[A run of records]
**********

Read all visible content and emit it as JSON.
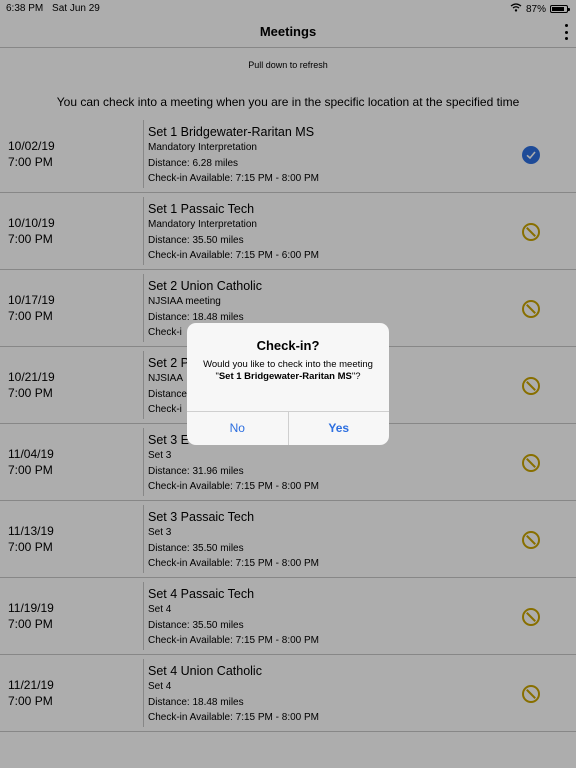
{
  "status_bar": {
    "time": "6:38 PM",
    "date": "Sat Jun 29",
    "battery": "87%",
    "battery_level": 0.87
  },
  "nav": {
    "title": "Meetings"
  },
  "refresh_hint": "Pull down to refresh",
  "info_text": "You can check into a meeting when you are in the specific location at the specified time",
  "meetings": [
    {
      "date": "10/02/19",
      "time": "7:00 PM",
      "name": "Set 1 Bridgewater-Raritan MS",
      "type": "Mandatory Interpretation",
      "distance": "Distance: 6.28 miles",
      "checkin": "Check-in Available: 7:15 PM - 8:00 PM",
      "status": "checked"
    },
    {
      "date": "10/10/19",
      "time": "7:00 PM",
      "name": "Set 1 Passaic Tech",
      "type": "Mandatory Interpretation",
      "distance": "Distance: 35.50 miles",
      "checkin": "Check-in Available: 7:15 PM - 6:00 PM",
      "status": "unavailable"
    },
    {
      "date": "10/17/19",
      "time": "7:00 PM",
      "name": "Set 2 Union Catholic",
      "type": "NJSIAA meeting",
      "distance": "Distance: 18.48 miles",
      "checkin": "Check-i",
      "status": "unavailable"
    },
    {
      "date": "10/21/19",
      "time": "7:00 PM",
      "name": "Set 2 P",
      "type": "NJSIAA",
      "distance": "Distance",
      "checkin": "Check-i",
      "status": "unavailable"
    },
    {
      "date": "11/04/19",
      "time": "7:00 PM",
      "name": "Set 3 E",
      "type": "Set 3",
      "distance": "Distance: 31.96 miles",
      "checkin": "Check-in Available: 7:15 PM - 8:00 PM",
      "status": "unavailable"
    },
    {
      "date": "11/13/19",
      "time": "7:00 PM",
      "name": "Set 3 Passaic Tech",
      "type": "Set 3",
      "distance": "Distance: 35.50 miles",
      "checkin": "Check-in Available: 7:15 PM - 8:00 PM",
      "status": "unavailable"
    },
    {
      "date": "11/19/19",
      "time": "7:00 PM",
      "name": "Set 4 Passaic Tech",
      "type": "Set 4",
      "distance": "Distance: 35.50 miles",
      "checkin": "Check-in Available: 7:15 PM - 8:00 PM",
      "status": "unavailable"
    },
    {
      "date": "11/21/19",
      "time": "7:00 PM",
      "name": "Set 4 Union Catholic",
      "type": "Set 4",
      "distance": "Distance: 18.48 miles",
      "checkin": "Check-in Available: 7:15 PM - 8:00 PM",
      "status": "unavailable"
    }
  ],
  "dialog": {
    "title": "Check-in?",
    "message_prefix": "Would you like to check into the meeting \"",
    "meeting_name": "Set 1 Bridgewater-Raritan MS",
    "message_suffix": "\"?",
    "no_label": "No",
    "yes_label": "Yes"
  },
  "colors": {
    "accent": "#2d6fe0",
    "warning": "#c9a400"
  }
}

**********

[WHAT THE TASK REQUIRES] The records above need to be given again exactly. Omit the pictures.

[COMPLETE RESPONSE]
Read all visible content and emit it as JSON.
{
  "status_bar": {
    "time": "6:38 PM",
    "date": "Sat Jun 29",
    "battery": "87%",
    "battery_level": 0.87
  },
  "nav": {
    "title": "Meetings"
  },
  "refresh_hint": "Pull down to refresh",
  "info_text": "You can check into a meeting when you are in the specific location at the specified time",
  "meetings": [
    {
      "date": "10/02/19",
      "time": "7:00 PM",
      "name": "Set 1 Bridgewater-Raritan MS",
      "type": "Mandatory Interpretation",
      "distance": "Distance: 6.28 miles",
      "checkin": "Check-in Available: 7:15 PM - 8:00 PM",
      "status": "checked"
    },
    {
      "date": "10/10/19",
      "time": "7:00 PM",
      "name": "Set 1 Passaic Tech",
      "type": "Mandatory Interpretation",
      "distance": "Distance: 35.50 miles",
      "checkin": "Check-in Available: 7:15 PM - 6:00 PM",
      "status": "unavailable"
    },
    {
      "date": "10/17/19",
      "time": "7:00 PM",
      "name": "Set 2 Union Catholic",
      "type": "NJSIAA meeting",
      "distance": "Distance: 18.48 miles",
      "checkin": "Check-i",
      "status": "unavailable"
    },
    {
      "date": "10/21/19",
      "time": "7:00 PM",
      "name": "Set 2 P",
      "type": "NJSIAA",
      "distance": "Distance",
      "checkin": "Check-i",
      "status": "unavailable"
    },
    {
      "date": "11/04/19",
      "time": "7:00 PM",
      "name": "Set 3 E",
      "type": "Set 3",
      "distance": "Distance: 31.96 miles",
      "checkin": "Check-in Available: 7:15 PM - 8:00 PM",
      "status": "unavailable"
    },
    {
      "date": "11/13/19",
      "time": "7:00 PM",
      "name": "Set 3 Passaic Tech",
      "type": "Set 3",
      "distance": "Distance: 35.50 miles",
      "checkin": "Check-in Available: 7:15 PM - 8:00 PM",
      "status": "unavailable"
    },
    {
      "date": "11/19/19",
      "time": "7:00 PM",
      "name": "Set 4 Passaic Tech",
      "type": "Set 4",
      "distance": "Distance: 35.50 miles",
      "checkin": "Check-in Available: 7:15 PM - 8:00 PM",
      "status": "unavailable"
    },
    {
      "date": "11/21/19",
      "time": "7:00 PM",
      "name": "Set 4 Union Catholic",
      "type": "Set 4",
      "distance": "Distance: 18.48 miles",
      "checkin": "Check-in Available: 7:15 PM - 8:00 PM",
      "status": "unavailable"
    }
  ],
  "dialog": {
    "title": "Check-in?",
    "message_prefix": "Would you like to check into the meeting \"",
    "meeting_name": "Set 1 Bridgewater-Raritan MS",
    "message_suffix": "\"?",
    "no_label": "No",
    "yes_label": "Yes"
  },
  "colors": {
    "accent": "#2d6fe0",
    "warning": "#c9a400"
  }
}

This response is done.